+++ INFORMATION PROVIDED

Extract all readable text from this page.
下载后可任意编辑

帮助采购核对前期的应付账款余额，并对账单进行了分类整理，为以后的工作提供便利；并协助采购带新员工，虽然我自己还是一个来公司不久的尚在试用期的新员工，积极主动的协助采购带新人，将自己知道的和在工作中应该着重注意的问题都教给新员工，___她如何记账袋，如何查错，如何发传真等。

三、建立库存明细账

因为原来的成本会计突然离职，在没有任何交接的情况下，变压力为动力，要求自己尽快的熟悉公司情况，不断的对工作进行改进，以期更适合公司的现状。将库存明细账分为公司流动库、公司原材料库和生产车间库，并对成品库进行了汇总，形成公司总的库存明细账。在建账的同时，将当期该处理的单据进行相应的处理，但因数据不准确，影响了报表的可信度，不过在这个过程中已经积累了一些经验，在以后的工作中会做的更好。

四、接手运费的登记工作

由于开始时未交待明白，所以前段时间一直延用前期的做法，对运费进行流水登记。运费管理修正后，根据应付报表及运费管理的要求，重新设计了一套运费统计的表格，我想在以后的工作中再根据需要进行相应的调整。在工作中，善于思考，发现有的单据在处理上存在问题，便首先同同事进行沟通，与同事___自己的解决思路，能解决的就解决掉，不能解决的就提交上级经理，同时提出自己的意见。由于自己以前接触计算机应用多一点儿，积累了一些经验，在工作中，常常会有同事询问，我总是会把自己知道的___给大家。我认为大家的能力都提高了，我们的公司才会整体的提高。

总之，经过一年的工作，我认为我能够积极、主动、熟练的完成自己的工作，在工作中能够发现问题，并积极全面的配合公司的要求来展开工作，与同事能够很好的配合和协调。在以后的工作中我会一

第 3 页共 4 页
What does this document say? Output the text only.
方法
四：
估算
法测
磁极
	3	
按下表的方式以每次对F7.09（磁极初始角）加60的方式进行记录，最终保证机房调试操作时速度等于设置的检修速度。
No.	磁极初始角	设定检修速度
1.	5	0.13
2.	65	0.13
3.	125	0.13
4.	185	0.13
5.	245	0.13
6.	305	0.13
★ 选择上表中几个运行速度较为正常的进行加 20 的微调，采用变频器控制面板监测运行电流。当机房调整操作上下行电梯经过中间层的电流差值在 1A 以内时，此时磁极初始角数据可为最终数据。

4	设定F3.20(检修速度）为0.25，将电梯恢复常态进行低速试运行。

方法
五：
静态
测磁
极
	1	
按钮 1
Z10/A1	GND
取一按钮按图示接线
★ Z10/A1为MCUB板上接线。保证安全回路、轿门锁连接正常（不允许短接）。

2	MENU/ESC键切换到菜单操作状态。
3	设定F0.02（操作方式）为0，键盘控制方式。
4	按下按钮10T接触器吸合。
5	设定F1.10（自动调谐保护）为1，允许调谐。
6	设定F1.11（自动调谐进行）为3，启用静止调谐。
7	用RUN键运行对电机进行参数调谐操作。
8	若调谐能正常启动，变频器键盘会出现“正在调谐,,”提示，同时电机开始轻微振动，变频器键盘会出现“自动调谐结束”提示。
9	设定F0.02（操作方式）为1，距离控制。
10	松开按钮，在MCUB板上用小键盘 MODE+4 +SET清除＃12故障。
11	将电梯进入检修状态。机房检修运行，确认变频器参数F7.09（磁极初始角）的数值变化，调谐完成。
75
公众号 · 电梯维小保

++++++

*THE REQUEST*.
A number is the only answer here: how many lines of the material above contain "this"?

*COMPLETE ANSWER*.
2